What you are asked to do
Wherever a line below holds the word "Gewichts", copy that line.

Supplied material
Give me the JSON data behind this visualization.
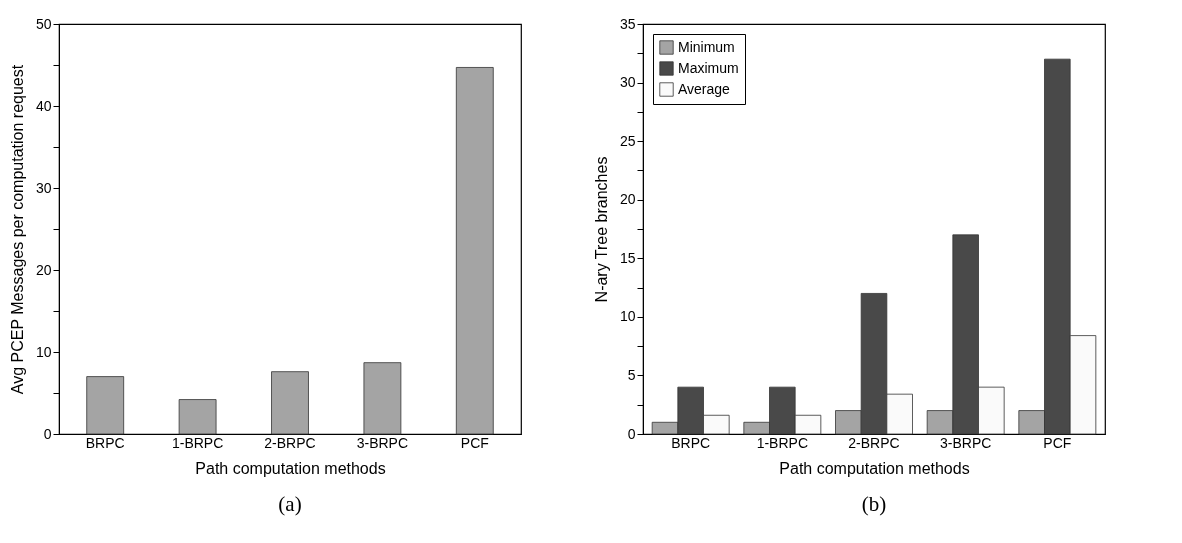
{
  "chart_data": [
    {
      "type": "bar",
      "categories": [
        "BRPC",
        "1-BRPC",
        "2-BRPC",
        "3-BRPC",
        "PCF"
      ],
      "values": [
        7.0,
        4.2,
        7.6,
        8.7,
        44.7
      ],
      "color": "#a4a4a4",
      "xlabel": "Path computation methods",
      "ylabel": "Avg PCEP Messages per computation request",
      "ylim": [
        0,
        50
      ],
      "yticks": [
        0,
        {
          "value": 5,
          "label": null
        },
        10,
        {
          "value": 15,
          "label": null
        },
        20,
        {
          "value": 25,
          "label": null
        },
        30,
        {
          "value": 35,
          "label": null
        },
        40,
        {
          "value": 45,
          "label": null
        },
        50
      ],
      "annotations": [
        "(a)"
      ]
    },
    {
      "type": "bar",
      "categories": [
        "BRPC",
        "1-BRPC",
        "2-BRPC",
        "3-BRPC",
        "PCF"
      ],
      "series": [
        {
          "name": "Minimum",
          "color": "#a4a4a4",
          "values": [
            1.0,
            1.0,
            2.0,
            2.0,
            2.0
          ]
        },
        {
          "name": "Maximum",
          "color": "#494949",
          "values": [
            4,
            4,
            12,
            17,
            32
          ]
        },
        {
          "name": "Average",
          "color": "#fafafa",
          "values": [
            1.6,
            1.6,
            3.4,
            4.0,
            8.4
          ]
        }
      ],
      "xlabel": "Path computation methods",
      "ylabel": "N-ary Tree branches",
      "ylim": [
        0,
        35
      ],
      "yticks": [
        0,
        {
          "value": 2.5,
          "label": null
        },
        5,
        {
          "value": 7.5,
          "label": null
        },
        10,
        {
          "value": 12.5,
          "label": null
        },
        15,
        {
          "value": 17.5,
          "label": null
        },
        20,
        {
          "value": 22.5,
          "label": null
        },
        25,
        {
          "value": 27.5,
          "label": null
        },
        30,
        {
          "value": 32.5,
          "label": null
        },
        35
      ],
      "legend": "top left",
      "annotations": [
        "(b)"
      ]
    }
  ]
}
...
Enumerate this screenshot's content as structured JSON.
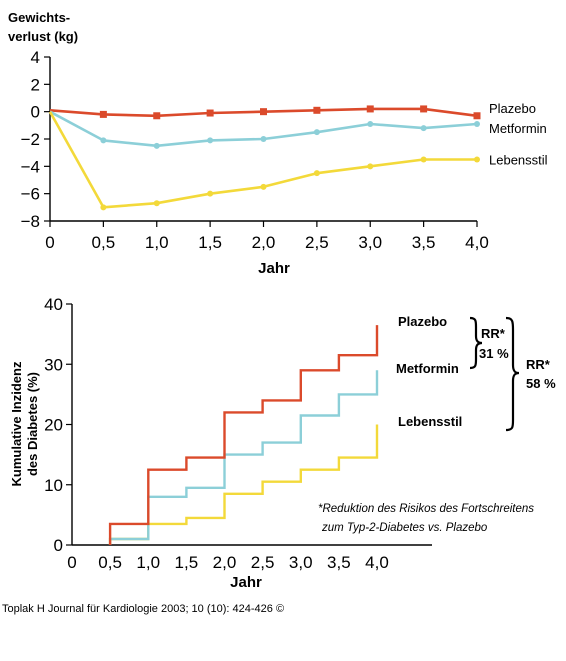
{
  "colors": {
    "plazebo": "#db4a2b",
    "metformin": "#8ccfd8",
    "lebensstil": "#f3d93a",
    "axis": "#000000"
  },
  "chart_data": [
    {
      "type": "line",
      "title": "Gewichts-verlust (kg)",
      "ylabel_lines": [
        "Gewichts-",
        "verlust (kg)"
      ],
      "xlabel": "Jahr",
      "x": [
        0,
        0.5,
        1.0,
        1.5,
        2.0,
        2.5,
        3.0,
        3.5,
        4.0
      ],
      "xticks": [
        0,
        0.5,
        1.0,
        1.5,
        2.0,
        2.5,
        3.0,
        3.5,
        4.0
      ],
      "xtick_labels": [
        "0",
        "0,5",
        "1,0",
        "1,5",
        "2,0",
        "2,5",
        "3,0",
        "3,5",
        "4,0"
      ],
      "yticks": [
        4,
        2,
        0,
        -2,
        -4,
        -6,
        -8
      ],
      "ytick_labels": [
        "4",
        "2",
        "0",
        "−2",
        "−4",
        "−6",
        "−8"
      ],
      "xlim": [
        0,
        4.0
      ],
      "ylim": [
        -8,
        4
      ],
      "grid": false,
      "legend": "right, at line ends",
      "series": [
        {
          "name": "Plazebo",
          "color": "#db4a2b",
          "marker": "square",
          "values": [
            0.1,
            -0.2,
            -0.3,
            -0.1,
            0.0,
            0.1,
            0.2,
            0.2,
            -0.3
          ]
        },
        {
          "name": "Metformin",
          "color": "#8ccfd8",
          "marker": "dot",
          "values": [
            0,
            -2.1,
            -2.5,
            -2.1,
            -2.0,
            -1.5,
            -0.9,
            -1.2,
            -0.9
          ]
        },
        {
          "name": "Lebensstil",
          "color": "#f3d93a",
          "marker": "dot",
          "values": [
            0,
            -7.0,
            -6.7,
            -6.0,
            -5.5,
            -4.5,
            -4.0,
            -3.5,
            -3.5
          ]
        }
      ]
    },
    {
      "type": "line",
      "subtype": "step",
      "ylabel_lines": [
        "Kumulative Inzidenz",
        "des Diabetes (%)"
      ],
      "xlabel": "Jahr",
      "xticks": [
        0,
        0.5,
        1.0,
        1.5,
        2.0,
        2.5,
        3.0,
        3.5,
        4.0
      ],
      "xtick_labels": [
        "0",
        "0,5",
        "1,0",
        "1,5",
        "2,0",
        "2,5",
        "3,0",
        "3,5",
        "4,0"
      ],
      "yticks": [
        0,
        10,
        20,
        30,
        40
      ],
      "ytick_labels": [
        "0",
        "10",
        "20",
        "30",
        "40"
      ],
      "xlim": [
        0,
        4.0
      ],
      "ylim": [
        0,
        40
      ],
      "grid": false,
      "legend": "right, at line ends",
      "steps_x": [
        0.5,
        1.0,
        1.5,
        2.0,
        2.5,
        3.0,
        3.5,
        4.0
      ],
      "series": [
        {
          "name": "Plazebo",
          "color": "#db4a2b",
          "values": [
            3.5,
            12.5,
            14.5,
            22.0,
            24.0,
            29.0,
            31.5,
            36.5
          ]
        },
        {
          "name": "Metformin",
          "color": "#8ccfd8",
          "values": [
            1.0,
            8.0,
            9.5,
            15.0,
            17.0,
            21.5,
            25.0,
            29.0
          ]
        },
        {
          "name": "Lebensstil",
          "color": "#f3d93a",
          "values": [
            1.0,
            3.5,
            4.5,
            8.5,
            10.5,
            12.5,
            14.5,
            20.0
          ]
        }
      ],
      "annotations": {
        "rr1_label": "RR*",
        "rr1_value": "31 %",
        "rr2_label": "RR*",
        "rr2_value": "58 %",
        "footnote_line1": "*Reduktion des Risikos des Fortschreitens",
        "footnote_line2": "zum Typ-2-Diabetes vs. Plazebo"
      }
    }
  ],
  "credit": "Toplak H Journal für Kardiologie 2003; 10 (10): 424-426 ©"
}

Answer below
      "title": "Gewichts-verlust (kg)",
        "Gewichts-",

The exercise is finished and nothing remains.